Stored data:
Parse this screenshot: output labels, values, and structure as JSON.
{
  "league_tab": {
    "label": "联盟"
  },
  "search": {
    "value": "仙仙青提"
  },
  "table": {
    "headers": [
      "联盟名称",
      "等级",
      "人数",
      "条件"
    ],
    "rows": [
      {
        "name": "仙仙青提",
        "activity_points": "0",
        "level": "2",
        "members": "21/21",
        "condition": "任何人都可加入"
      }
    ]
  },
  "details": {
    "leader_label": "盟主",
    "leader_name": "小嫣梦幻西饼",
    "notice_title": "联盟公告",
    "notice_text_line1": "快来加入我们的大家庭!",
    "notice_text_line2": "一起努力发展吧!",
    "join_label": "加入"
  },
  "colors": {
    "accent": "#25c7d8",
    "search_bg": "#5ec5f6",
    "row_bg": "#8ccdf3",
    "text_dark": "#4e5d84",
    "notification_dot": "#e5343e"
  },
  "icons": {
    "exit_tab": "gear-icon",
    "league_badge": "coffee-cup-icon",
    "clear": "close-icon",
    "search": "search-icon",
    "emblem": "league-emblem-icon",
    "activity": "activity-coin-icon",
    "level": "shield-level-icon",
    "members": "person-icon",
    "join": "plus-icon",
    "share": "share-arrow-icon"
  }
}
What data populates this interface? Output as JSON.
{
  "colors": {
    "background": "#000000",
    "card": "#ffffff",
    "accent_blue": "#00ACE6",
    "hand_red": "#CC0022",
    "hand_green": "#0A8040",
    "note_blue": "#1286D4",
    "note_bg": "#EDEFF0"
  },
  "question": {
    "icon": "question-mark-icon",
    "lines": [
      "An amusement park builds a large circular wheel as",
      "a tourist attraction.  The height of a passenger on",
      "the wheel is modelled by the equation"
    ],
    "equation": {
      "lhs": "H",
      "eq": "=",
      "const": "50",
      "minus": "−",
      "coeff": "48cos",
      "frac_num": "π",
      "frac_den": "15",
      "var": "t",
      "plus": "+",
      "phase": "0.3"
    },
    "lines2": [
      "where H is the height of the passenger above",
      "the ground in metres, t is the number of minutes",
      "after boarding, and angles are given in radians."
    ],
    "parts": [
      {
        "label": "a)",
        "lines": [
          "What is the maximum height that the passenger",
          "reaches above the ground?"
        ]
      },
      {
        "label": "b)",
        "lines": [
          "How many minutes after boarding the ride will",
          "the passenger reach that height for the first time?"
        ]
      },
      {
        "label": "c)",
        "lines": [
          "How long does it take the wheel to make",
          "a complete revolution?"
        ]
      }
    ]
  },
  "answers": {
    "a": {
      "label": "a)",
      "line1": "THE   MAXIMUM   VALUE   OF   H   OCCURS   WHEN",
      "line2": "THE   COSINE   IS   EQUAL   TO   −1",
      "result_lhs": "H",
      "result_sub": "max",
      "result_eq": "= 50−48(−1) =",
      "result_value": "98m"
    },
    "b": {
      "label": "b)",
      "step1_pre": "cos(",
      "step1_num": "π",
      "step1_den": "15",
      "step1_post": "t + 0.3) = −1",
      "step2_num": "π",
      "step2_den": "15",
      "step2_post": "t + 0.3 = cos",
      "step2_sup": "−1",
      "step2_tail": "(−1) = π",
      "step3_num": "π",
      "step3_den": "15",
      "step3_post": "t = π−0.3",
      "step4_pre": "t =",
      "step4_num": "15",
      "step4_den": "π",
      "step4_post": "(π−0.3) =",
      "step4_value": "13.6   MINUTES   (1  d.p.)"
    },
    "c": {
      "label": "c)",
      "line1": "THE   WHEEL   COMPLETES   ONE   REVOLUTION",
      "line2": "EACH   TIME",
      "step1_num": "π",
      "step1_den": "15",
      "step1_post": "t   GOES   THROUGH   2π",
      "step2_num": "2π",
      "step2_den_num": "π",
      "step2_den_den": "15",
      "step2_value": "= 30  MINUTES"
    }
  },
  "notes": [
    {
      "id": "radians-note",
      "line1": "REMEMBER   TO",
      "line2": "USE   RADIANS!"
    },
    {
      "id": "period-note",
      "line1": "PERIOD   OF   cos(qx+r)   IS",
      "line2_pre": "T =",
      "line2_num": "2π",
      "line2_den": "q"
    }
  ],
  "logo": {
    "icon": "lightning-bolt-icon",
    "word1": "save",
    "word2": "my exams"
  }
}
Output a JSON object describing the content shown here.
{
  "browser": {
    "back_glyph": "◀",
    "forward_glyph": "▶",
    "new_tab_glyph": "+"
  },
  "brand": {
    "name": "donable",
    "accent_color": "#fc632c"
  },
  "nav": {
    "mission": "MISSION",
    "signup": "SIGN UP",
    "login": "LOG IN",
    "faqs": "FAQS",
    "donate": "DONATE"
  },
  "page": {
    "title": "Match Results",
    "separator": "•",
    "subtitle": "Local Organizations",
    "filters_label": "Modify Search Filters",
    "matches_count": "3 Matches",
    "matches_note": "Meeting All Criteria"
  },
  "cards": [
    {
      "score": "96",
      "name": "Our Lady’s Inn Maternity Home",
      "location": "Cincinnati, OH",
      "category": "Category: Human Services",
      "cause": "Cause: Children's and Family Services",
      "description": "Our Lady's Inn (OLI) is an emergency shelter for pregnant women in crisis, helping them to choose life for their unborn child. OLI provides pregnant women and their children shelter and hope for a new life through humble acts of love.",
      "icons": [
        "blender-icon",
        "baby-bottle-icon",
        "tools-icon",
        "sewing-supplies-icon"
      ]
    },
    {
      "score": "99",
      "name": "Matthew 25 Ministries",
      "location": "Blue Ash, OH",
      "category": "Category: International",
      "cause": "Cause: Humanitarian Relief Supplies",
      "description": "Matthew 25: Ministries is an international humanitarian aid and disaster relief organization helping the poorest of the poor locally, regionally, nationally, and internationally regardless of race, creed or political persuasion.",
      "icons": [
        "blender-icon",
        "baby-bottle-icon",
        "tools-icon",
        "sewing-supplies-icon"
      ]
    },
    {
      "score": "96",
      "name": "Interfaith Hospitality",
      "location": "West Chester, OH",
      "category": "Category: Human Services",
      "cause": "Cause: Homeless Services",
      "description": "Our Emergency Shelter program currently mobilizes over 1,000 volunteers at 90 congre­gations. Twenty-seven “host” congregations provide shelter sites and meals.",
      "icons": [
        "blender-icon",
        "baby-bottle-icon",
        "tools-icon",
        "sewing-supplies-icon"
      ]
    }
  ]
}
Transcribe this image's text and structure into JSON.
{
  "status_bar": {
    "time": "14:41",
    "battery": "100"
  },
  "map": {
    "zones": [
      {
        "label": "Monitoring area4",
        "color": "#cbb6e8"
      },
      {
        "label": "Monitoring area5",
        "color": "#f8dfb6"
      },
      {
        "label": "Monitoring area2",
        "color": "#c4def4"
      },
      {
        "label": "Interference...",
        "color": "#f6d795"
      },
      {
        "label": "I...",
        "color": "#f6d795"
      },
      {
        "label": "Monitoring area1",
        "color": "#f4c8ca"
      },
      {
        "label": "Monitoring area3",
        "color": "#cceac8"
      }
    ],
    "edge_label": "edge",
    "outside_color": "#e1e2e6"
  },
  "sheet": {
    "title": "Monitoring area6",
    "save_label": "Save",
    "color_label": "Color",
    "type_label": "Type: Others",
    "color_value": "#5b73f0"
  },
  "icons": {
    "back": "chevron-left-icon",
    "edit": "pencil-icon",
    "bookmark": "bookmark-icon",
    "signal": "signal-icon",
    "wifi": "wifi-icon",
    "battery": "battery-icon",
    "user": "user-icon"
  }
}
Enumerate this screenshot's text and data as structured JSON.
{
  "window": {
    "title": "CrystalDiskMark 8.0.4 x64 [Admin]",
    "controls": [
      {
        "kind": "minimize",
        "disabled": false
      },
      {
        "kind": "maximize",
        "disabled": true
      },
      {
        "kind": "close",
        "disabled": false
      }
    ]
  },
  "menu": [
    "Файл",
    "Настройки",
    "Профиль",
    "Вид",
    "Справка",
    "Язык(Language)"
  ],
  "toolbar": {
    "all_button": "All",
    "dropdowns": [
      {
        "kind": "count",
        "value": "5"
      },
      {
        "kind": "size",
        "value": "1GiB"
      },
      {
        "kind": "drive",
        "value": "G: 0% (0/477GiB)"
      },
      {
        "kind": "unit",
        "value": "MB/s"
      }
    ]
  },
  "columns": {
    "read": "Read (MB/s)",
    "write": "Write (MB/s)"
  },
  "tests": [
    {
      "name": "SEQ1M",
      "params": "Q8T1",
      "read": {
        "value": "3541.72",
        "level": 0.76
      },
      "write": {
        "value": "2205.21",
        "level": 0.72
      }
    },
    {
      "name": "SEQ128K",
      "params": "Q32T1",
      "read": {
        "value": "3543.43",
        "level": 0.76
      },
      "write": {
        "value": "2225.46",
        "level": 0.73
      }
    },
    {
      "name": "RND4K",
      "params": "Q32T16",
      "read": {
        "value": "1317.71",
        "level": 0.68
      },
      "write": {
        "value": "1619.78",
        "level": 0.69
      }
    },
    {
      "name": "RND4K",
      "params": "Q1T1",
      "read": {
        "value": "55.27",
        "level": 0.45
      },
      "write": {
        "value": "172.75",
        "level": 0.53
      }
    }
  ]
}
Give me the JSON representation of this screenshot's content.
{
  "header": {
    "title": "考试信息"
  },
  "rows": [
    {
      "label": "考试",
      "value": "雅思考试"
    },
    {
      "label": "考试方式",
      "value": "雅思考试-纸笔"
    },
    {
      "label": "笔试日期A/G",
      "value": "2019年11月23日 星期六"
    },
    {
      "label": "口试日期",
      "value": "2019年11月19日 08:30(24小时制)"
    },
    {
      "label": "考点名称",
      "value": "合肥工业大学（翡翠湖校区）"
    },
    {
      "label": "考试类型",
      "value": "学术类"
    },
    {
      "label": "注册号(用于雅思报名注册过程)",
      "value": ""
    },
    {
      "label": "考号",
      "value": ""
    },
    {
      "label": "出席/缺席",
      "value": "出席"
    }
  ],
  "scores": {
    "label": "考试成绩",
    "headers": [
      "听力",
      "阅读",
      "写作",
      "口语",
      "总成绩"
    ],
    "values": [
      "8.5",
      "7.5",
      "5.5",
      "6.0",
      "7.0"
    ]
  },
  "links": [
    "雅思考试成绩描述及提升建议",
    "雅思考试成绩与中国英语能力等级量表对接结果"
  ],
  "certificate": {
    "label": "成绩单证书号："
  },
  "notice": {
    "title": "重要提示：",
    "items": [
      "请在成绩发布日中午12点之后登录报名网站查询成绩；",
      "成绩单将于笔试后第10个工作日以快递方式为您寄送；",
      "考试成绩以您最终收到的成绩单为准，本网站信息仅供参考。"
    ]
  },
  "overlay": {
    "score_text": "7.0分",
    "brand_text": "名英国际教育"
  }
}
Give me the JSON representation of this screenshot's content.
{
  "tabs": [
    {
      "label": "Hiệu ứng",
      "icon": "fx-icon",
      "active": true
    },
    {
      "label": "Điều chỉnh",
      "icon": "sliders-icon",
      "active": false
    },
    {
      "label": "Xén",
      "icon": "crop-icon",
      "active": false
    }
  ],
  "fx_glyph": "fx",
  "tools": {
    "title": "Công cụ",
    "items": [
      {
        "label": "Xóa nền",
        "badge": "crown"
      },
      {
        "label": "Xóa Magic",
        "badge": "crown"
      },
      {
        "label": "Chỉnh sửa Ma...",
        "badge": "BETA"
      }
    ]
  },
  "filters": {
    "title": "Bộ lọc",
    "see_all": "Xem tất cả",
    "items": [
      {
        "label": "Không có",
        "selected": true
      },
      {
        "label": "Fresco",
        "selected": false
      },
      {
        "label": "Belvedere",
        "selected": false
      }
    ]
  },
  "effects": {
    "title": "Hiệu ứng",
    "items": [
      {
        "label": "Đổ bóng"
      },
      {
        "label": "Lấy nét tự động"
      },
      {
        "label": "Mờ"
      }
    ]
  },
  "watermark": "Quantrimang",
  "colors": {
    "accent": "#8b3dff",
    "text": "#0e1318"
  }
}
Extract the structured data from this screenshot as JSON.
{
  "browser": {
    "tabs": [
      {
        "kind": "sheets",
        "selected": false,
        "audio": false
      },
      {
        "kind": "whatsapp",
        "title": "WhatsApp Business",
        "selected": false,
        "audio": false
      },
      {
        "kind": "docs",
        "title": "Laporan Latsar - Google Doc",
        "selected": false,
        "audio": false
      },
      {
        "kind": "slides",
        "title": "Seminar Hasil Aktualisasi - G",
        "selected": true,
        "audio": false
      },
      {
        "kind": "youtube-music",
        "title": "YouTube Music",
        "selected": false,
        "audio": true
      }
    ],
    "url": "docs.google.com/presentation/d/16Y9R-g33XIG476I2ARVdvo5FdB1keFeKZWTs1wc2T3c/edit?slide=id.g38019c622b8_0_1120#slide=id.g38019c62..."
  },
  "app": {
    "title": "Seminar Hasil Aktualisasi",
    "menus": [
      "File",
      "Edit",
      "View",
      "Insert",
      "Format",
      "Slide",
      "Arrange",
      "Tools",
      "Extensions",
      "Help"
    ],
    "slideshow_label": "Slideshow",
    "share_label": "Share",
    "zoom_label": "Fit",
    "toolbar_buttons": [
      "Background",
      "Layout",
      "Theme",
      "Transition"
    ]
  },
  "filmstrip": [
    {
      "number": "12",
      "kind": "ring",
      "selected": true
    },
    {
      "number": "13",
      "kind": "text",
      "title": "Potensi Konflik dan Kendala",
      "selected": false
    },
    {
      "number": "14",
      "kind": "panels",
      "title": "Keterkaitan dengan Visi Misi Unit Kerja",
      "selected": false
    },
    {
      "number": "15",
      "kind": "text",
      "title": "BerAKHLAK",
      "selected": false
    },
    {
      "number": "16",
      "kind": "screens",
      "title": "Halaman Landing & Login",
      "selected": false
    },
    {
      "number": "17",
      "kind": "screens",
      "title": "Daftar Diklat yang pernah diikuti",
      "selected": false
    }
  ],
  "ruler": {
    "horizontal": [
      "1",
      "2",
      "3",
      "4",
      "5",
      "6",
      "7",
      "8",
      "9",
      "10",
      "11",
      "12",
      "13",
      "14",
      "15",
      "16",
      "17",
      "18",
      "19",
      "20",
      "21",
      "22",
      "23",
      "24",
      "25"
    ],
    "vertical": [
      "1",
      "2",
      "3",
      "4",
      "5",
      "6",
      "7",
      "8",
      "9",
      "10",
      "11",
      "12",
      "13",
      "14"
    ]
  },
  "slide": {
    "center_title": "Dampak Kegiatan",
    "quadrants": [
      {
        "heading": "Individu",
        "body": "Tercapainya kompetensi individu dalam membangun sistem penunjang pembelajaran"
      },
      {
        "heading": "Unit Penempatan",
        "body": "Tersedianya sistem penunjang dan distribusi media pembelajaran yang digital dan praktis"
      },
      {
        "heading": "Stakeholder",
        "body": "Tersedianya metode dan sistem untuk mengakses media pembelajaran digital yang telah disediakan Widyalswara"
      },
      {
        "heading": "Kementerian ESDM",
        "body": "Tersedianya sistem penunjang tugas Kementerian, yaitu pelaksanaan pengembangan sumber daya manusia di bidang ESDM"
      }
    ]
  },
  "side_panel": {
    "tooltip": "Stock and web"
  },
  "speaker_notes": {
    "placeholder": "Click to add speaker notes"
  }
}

EXERCISE TASK = Copy out all lines where the word "that" appears.

OUTPUT FOR THIS TASK =
          "What is the maximum height that the passenger",
          "the passenger reach that height for the first time?"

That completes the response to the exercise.